▶ [DIRECTIVE]: Scan the entries below for the word "base". Copy each line that has it.

▶ [PROVIDED INFORMATION]:
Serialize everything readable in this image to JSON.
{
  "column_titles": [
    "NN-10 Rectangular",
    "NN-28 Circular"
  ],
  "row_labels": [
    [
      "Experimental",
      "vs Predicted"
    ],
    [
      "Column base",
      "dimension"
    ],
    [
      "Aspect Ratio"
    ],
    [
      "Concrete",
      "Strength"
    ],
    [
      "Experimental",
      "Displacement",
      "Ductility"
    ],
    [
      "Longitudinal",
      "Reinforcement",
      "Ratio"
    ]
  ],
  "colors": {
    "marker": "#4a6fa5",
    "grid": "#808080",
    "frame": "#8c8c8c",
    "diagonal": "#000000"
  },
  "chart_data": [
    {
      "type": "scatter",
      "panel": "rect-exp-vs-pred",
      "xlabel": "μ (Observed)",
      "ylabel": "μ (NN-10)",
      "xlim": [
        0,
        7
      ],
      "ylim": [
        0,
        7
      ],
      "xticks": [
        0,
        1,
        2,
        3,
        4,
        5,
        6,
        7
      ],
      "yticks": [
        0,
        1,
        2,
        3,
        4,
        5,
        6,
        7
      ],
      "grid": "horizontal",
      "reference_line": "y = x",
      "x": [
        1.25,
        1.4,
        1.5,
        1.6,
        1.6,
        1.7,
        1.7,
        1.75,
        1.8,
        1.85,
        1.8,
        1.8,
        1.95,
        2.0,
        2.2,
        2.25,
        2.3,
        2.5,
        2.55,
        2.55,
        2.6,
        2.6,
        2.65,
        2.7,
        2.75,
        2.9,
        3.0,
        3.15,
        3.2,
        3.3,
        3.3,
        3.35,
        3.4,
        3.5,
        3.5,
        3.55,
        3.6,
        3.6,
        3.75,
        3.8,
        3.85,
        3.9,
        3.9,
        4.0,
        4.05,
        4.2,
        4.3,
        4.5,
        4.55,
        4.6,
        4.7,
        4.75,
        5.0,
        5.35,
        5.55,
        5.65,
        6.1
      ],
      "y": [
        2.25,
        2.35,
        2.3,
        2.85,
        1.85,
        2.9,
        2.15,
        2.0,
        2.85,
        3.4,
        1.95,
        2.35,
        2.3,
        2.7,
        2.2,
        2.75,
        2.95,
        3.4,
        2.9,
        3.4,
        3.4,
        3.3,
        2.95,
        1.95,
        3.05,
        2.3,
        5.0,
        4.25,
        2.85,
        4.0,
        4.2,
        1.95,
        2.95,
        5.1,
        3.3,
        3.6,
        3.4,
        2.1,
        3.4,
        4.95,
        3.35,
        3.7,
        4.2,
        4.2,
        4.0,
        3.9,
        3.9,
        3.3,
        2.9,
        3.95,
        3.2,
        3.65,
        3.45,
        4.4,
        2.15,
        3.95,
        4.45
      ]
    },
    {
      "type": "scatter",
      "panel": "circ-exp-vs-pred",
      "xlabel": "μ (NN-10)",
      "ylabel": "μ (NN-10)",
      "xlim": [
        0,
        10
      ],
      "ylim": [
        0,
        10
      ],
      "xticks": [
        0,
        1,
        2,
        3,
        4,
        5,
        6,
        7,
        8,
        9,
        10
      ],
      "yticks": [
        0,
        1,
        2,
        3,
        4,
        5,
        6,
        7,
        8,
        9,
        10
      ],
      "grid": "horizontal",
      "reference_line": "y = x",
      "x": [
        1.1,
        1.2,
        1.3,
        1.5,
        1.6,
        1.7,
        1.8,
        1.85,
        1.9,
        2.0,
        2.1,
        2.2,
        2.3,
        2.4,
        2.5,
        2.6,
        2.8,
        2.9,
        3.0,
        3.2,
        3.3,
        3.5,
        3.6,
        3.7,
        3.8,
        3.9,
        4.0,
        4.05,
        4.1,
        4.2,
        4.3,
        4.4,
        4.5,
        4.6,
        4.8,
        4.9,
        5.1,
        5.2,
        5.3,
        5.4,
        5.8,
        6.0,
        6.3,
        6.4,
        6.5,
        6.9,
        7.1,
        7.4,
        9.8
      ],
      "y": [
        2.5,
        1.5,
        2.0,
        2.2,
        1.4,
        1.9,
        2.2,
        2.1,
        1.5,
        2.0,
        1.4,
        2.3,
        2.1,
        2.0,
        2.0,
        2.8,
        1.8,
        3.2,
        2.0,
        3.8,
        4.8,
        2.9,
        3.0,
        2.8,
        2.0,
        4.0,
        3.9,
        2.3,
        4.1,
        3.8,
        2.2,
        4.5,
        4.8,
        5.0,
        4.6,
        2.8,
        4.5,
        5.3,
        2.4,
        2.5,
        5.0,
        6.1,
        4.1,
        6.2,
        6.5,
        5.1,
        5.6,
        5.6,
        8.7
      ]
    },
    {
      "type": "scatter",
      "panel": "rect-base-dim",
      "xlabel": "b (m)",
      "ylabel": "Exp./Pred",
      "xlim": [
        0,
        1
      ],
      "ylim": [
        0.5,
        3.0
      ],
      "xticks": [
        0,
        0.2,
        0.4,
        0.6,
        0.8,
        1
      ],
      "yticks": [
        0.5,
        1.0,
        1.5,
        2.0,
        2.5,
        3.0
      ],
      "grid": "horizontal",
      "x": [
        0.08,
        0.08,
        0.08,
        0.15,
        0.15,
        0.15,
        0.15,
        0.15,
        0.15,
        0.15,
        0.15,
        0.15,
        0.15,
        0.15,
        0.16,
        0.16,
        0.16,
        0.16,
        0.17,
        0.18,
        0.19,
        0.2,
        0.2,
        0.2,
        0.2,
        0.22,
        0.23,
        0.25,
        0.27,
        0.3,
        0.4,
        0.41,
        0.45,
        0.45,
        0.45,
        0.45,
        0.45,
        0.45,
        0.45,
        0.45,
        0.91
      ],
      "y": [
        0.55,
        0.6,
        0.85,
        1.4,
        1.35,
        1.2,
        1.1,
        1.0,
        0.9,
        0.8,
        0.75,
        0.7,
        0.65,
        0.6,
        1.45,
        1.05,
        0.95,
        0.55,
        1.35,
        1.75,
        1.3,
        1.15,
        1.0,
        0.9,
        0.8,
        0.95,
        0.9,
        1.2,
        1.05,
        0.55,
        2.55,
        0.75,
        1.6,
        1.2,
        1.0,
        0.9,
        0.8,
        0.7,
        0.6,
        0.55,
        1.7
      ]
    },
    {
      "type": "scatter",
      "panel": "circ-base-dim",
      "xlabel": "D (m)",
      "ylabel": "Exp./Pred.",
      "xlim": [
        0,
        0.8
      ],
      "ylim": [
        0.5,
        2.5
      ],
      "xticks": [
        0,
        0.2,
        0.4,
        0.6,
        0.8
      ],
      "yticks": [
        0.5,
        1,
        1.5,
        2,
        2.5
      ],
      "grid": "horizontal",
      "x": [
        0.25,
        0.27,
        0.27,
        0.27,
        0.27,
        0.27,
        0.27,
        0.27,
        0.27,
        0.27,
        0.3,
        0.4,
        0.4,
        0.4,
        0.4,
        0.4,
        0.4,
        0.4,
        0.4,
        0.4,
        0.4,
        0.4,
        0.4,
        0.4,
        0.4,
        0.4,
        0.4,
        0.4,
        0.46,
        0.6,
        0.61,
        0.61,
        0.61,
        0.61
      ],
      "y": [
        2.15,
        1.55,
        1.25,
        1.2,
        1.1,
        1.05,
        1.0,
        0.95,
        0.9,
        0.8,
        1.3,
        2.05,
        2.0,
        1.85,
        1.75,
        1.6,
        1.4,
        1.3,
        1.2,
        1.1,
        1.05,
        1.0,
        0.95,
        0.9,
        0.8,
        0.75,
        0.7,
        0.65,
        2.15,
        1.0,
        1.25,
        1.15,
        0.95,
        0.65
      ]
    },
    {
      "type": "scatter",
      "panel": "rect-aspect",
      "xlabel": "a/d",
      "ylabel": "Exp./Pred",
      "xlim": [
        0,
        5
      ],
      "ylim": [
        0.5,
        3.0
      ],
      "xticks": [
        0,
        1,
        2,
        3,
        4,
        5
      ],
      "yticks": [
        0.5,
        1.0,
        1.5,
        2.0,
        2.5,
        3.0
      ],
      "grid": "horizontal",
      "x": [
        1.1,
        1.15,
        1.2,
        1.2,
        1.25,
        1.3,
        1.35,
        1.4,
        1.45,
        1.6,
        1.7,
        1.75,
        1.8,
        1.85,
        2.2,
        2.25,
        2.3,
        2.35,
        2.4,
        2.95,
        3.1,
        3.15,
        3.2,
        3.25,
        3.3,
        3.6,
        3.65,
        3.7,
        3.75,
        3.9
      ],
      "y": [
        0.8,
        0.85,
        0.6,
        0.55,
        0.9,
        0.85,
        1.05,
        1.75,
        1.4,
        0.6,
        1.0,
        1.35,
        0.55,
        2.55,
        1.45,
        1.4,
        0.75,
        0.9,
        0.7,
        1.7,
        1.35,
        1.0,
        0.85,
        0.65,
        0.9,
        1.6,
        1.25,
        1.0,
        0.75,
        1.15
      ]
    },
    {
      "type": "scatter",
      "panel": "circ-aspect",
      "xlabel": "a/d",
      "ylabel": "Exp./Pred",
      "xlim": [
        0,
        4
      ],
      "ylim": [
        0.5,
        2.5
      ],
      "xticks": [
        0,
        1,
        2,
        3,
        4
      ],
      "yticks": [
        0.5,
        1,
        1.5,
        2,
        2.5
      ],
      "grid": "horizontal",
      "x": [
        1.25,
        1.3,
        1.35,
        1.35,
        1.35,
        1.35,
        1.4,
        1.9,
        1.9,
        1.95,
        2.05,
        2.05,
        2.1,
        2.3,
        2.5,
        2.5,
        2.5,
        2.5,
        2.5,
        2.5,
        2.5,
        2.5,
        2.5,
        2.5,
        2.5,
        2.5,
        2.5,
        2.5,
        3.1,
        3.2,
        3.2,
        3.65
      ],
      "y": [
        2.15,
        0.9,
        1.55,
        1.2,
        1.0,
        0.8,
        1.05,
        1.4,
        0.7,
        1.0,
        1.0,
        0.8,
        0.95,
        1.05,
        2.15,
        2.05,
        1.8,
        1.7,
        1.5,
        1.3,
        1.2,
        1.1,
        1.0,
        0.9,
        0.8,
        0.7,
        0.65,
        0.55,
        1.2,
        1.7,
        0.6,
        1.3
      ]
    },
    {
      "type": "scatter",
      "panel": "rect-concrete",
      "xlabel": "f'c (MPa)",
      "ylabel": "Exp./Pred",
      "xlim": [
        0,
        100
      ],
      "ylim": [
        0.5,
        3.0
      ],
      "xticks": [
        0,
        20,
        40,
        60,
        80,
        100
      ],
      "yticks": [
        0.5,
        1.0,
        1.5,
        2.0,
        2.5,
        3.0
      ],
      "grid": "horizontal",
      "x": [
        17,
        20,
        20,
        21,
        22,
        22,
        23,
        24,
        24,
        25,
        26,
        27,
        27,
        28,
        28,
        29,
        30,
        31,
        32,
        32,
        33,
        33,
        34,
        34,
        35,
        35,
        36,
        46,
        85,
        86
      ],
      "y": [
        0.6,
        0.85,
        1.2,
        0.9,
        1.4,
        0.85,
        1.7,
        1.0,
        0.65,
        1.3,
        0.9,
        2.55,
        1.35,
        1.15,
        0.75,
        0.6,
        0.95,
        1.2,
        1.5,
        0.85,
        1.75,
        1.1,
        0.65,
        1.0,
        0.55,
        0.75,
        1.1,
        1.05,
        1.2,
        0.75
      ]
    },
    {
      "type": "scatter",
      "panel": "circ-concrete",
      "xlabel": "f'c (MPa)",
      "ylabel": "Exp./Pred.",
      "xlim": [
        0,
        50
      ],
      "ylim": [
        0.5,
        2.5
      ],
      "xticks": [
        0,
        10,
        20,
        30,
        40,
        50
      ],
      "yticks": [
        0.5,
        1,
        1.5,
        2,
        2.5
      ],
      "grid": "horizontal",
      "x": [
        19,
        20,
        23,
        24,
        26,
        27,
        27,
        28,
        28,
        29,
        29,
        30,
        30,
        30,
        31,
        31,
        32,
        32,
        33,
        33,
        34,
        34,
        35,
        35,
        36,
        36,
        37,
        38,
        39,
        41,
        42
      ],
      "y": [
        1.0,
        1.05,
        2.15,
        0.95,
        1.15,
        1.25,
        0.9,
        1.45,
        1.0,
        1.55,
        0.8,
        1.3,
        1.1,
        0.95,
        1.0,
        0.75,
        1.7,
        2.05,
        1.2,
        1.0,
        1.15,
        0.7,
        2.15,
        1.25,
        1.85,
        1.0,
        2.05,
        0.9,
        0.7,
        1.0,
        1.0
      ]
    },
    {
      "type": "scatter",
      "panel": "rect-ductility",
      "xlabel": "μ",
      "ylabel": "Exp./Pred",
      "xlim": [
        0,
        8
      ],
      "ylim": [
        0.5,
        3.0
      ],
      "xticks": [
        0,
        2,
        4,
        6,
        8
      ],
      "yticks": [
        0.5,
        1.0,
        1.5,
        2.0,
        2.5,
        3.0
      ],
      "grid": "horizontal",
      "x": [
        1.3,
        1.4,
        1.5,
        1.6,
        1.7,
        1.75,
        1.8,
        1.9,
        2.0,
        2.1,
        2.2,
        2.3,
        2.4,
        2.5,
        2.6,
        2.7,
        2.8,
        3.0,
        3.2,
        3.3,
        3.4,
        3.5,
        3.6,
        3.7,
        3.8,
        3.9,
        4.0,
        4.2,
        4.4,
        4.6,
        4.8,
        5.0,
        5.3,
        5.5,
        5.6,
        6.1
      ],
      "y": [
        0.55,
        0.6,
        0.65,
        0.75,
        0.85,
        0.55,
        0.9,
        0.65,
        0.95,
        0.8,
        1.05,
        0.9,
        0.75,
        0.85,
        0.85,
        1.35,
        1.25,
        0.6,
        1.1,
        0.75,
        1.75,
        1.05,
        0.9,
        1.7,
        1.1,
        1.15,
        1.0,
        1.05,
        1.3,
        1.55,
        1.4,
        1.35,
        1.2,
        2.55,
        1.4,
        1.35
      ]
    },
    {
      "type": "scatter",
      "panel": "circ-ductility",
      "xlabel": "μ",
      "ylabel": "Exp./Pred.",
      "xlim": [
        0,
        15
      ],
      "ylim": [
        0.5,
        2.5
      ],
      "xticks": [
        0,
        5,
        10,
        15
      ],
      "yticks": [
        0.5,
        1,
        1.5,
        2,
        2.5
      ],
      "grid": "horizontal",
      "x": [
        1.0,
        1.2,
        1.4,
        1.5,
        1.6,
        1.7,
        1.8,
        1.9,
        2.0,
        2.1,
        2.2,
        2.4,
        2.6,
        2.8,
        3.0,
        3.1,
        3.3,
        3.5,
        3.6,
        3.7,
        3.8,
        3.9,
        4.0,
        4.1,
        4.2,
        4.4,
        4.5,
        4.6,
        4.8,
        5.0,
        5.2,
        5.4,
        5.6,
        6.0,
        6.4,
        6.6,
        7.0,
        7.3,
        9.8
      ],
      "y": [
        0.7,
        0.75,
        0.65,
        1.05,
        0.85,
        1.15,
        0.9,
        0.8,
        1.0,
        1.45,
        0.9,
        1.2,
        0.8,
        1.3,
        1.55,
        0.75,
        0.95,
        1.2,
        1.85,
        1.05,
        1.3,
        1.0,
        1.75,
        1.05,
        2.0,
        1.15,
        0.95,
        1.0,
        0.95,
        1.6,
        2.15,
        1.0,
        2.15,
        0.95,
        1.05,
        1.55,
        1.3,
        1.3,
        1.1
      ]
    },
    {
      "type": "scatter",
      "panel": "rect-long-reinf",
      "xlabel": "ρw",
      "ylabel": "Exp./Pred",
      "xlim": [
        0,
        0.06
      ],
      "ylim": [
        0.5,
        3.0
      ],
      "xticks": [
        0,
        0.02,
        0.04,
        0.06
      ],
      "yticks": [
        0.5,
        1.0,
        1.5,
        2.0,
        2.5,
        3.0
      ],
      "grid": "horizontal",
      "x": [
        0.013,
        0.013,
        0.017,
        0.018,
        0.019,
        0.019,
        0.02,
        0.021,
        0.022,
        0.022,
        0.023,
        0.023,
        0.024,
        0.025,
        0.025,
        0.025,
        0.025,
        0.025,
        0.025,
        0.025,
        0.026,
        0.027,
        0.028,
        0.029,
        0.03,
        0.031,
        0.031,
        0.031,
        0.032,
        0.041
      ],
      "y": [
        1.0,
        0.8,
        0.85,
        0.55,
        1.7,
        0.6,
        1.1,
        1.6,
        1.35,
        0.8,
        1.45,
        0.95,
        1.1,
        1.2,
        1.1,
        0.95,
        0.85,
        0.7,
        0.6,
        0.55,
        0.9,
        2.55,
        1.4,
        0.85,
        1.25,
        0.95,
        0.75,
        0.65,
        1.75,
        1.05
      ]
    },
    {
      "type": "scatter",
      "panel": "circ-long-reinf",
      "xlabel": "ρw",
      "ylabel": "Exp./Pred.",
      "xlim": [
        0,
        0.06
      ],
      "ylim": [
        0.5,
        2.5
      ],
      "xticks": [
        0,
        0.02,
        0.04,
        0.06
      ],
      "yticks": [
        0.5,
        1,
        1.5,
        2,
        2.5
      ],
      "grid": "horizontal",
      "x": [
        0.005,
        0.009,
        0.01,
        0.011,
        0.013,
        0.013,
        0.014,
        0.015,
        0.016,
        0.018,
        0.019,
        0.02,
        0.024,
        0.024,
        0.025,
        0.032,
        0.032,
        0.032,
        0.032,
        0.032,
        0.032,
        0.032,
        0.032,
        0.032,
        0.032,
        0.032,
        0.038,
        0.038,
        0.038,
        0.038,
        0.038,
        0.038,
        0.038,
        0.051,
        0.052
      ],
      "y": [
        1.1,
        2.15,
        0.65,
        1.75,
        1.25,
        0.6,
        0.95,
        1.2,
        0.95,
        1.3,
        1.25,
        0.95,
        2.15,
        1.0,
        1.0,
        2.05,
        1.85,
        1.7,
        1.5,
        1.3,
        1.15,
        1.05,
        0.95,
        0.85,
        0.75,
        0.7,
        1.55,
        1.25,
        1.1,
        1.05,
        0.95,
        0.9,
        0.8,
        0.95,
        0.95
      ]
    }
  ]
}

▶ [OUTPUT BELOW]:
      "Column base",
      "panel": "rect-base-dim",
      "panel": "circ-base-dim",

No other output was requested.